Exercise goal: Reproduce every line in the listing that contains the word "Kazakhstan".

Given data:
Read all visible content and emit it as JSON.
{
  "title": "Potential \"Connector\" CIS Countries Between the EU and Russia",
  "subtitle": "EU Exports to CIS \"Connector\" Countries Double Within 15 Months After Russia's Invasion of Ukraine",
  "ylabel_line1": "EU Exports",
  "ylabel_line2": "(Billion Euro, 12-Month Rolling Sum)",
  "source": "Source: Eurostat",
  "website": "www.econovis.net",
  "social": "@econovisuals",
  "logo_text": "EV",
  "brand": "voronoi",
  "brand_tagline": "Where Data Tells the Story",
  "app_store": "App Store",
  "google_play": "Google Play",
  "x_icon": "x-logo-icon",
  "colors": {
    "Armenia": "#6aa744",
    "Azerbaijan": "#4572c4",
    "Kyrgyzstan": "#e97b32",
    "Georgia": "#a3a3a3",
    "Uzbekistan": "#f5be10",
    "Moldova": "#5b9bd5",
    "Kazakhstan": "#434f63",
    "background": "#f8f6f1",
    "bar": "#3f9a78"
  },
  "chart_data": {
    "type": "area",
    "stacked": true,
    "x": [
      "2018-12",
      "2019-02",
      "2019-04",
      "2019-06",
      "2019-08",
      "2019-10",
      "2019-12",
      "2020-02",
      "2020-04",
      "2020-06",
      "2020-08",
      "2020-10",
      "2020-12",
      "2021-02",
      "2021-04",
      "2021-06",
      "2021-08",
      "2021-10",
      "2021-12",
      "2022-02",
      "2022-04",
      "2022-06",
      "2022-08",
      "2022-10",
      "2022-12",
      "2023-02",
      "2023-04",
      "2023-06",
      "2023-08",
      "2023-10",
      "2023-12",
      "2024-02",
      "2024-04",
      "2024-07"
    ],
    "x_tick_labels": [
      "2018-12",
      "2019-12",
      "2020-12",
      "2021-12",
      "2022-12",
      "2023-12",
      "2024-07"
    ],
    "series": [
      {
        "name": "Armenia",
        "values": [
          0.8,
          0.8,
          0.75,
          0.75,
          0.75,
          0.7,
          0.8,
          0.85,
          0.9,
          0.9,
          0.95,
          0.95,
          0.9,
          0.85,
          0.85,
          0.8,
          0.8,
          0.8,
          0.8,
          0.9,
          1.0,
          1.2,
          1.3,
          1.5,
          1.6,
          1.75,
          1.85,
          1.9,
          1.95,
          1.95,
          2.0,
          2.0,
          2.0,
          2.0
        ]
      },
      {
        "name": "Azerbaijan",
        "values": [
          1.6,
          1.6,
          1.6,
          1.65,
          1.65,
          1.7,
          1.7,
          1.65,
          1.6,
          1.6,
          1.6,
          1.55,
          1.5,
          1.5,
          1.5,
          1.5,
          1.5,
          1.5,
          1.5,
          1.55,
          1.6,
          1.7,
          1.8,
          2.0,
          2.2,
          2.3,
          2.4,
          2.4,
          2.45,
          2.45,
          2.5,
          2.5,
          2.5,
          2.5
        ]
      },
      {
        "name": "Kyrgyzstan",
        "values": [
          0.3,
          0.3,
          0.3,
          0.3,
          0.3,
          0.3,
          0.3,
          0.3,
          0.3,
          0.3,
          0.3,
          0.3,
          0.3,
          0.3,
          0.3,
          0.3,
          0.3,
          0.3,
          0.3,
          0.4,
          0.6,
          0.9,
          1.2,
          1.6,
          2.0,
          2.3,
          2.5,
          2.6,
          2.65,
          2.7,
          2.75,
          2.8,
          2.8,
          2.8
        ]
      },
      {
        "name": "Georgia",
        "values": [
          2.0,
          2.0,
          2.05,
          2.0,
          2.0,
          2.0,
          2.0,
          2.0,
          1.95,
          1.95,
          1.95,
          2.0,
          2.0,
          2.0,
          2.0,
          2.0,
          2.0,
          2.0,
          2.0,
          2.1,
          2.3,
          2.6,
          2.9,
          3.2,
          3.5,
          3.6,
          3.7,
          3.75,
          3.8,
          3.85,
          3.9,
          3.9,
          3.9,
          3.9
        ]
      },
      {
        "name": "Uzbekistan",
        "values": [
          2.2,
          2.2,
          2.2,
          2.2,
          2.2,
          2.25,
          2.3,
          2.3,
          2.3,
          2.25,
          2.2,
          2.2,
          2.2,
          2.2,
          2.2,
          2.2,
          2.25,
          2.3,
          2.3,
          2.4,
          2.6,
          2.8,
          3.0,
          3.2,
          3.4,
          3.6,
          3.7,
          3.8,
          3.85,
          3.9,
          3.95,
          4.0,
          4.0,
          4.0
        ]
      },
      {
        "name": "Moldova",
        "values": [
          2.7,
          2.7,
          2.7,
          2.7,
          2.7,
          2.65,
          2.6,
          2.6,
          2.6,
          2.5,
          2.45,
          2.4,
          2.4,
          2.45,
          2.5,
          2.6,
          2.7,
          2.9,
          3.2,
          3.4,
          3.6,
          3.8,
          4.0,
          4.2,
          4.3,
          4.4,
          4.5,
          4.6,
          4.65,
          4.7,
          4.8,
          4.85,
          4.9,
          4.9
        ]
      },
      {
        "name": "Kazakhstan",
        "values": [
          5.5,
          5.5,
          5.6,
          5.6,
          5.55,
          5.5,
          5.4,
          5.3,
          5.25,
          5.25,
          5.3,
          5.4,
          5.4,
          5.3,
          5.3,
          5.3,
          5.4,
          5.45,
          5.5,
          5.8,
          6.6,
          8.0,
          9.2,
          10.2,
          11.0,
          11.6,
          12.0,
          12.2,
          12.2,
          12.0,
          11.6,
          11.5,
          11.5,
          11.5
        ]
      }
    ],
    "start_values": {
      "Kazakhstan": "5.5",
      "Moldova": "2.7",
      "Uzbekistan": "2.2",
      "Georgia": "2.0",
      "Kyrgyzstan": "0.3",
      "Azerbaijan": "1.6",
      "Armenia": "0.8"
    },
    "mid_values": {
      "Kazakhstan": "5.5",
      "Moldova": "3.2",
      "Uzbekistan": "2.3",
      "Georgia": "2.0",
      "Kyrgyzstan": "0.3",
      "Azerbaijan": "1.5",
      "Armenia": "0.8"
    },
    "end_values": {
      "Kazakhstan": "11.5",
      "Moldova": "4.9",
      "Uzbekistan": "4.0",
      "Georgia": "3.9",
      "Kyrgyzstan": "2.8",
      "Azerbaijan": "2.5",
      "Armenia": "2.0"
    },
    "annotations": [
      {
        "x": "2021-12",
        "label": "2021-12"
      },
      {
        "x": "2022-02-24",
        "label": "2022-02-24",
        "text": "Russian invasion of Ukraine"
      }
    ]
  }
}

Answer for this exercise:
    "Kazakhstan": "#434f63",
        "name": "Kazakhstan",
      "Kazakhstan": "5.5",
      "Kazakhstan": "5.5",
      "Kazakhstan": "11.5",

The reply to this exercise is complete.